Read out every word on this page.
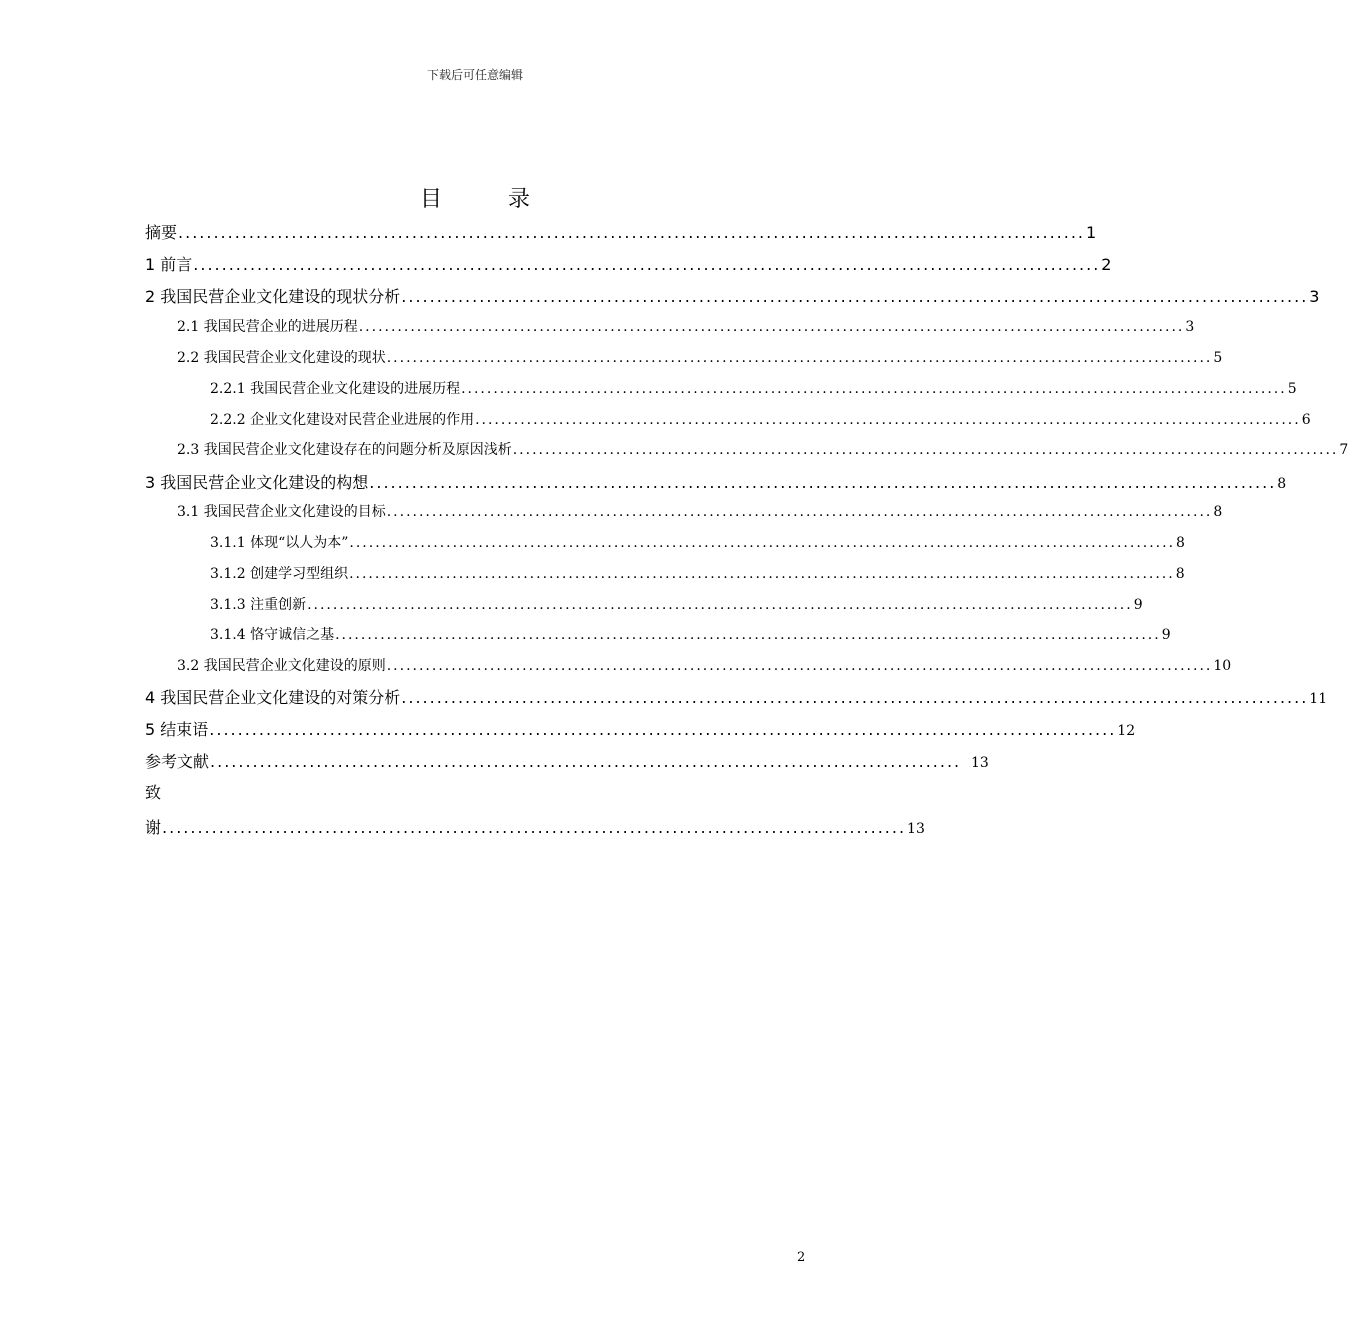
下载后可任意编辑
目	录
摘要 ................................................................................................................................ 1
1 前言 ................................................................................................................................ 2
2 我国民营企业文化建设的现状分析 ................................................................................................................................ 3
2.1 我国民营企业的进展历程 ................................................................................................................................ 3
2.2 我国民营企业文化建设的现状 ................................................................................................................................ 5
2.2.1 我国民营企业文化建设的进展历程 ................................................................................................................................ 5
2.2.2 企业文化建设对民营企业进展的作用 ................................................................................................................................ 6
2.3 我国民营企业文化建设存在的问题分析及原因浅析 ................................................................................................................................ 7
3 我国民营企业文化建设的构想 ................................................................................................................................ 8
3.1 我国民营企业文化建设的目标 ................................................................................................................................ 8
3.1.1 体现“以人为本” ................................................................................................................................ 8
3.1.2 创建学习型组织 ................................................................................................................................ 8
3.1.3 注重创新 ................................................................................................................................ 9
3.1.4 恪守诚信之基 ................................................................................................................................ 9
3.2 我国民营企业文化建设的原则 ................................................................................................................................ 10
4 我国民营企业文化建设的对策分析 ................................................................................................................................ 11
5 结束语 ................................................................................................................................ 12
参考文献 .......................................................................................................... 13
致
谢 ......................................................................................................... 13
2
◆ ◆ ◆ ◆ ◆ ◆ ◆
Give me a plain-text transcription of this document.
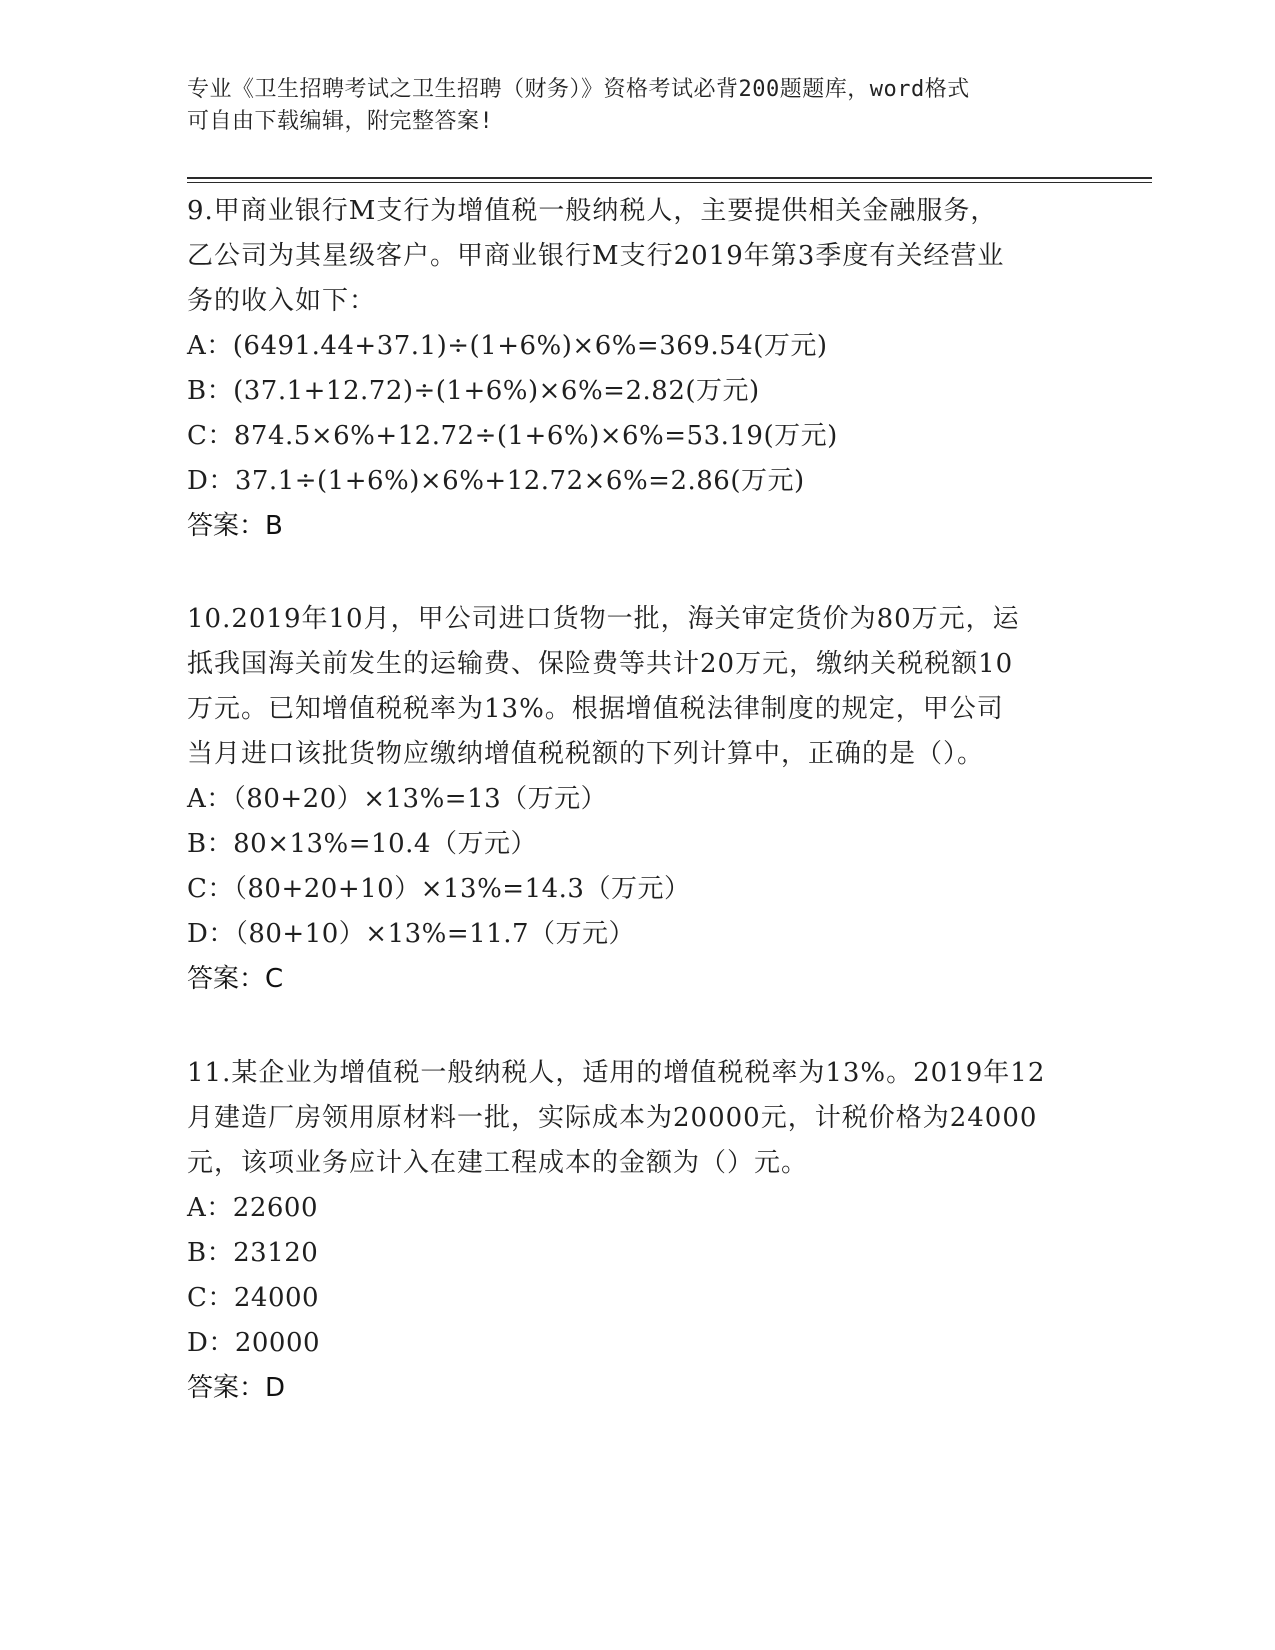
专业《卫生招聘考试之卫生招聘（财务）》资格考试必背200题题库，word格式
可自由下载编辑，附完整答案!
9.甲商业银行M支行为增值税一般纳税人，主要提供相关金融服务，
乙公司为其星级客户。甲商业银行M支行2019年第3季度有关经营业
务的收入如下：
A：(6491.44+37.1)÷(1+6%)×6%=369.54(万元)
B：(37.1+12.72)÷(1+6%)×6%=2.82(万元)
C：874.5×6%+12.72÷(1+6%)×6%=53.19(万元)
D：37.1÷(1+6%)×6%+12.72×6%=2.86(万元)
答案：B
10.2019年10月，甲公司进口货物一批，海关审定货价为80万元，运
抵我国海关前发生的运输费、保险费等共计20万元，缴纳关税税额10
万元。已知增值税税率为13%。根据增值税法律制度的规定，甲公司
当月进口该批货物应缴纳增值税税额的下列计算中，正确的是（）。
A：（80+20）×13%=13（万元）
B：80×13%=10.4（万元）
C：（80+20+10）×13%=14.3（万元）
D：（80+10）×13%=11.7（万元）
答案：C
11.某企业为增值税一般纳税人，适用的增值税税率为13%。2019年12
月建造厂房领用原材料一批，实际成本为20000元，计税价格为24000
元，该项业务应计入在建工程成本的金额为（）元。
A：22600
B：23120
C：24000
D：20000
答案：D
◆ ◆ ◆ ◆ ◆ ◆ ◆
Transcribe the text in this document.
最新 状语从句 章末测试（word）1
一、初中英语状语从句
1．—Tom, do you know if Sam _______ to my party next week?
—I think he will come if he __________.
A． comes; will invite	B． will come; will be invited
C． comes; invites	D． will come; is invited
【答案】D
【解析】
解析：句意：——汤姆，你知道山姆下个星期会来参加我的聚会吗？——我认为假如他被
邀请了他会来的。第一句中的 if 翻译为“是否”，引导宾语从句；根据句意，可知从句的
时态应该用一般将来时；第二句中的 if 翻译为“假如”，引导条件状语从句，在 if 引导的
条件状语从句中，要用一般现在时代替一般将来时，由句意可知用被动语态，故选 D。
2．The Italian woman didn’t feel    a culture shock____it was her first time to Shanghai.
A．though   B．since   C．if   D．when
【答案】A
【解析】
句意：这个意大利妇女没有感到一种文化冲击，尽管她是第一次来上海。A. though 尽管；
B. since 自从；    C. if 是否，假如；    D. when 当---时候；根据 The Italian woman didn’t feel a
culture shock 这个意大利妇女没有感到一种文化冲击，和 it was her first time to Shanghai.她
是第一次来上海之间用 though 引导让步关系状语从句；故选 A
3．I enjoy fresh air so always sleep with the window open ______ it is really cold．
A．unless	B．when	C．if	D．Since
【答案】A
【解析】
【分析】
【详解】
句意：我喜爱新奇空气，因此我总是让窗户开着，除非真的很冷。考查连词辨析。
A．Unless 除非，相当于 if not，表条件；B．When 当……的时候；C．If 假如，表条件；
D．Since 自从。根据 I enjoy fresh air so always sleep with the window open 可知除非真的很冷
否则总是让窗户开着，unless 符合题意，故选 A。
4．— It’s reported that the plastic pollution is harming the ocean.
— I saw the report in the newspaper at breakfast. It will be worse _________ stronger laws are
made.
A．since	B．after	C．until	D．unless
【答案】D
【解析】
◆ ◆ ◆ ◆ ◆ ◆ ◆
● **What is being asked**
Go through the material and select each line with the string "though" in it.

● **Task output**
A．though   B．since   C．if   D．when
句意：这个意大利妇女没有感到一种文化冲击，尽管她是第一次来上海。A. though 尽管；
是第一次来上海之间用 though 引导让步关系状语从句；故选 A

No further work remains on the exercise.